[start Stored rows]

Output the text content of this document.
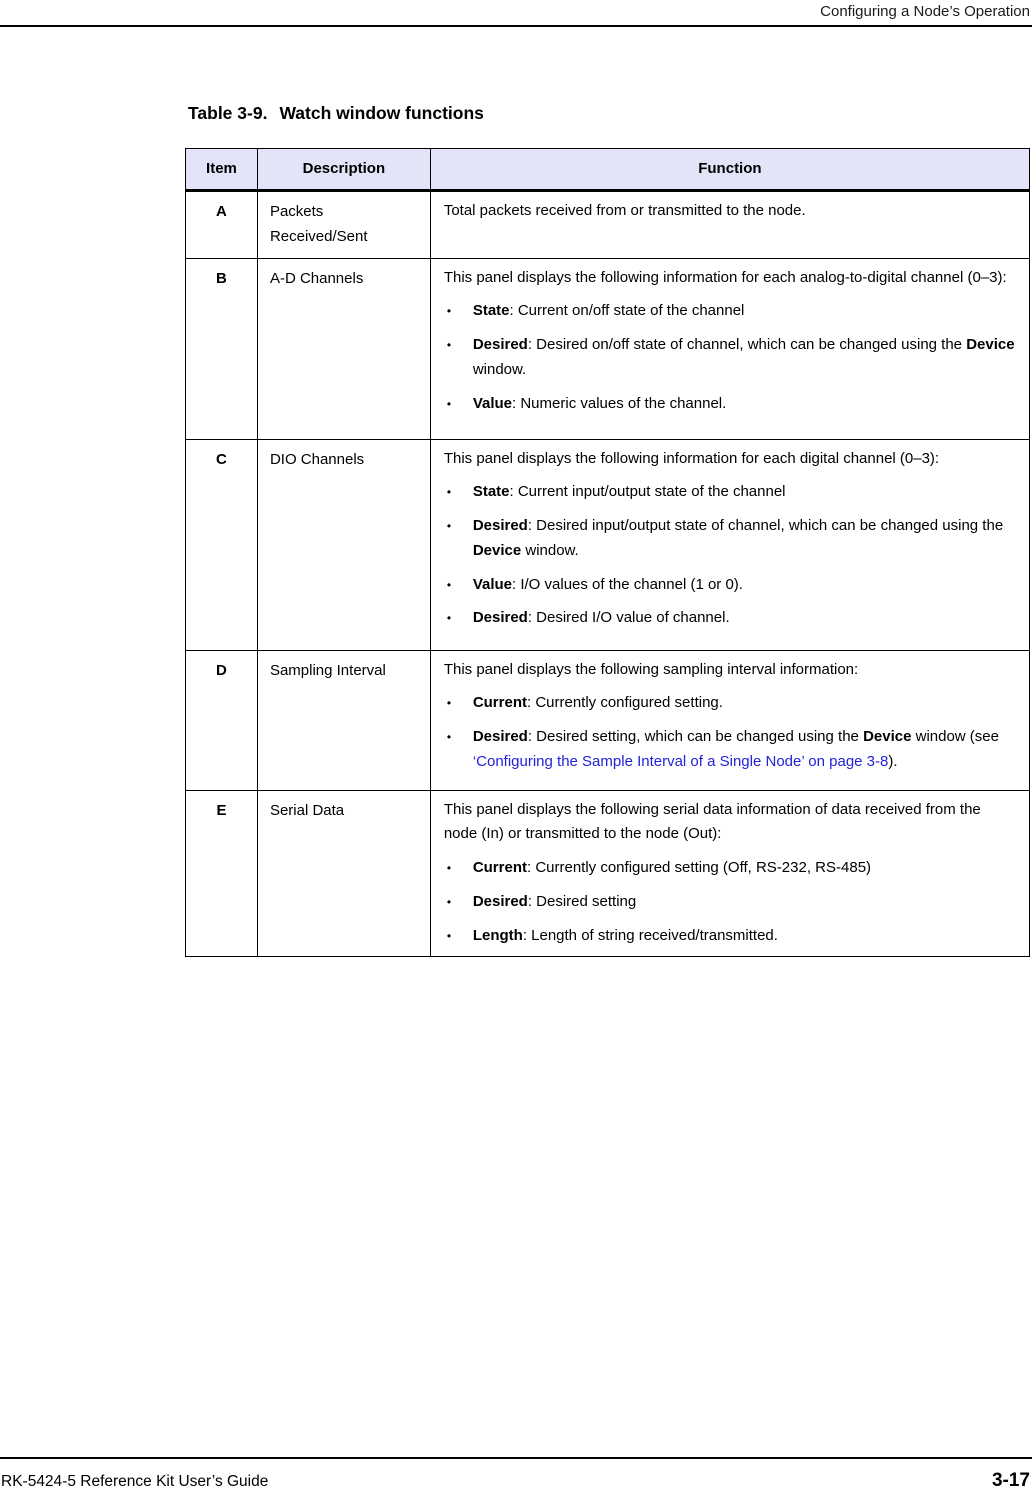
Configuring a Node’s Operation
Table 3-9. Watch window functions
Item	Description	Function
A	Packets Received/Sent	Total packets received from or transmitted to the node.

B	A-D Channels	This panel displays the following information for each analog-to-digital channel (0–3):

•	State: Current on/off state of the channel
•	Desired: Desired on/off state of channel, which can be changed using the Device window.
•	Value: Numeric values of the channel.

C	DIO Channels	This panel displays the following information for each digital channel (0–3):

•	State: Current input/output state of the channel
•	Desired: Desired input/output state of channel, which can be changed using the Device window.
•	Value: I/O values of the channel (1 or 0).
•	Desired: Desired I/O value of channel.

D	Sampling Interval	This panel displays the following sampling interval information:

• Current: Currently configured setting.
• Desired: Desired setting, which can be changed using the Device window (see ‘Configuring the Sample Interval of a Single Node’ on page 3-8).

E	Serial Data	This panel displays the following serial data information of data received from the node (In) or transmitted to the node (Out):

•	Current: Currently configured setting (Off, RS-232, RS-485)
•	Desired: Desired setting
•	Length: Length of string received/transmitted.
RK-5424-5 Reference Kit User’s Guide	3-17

[end Stored rows]

Direction: Of the lines in this material, state how many hold the string "channel". Write no other words.

Result for this task: 9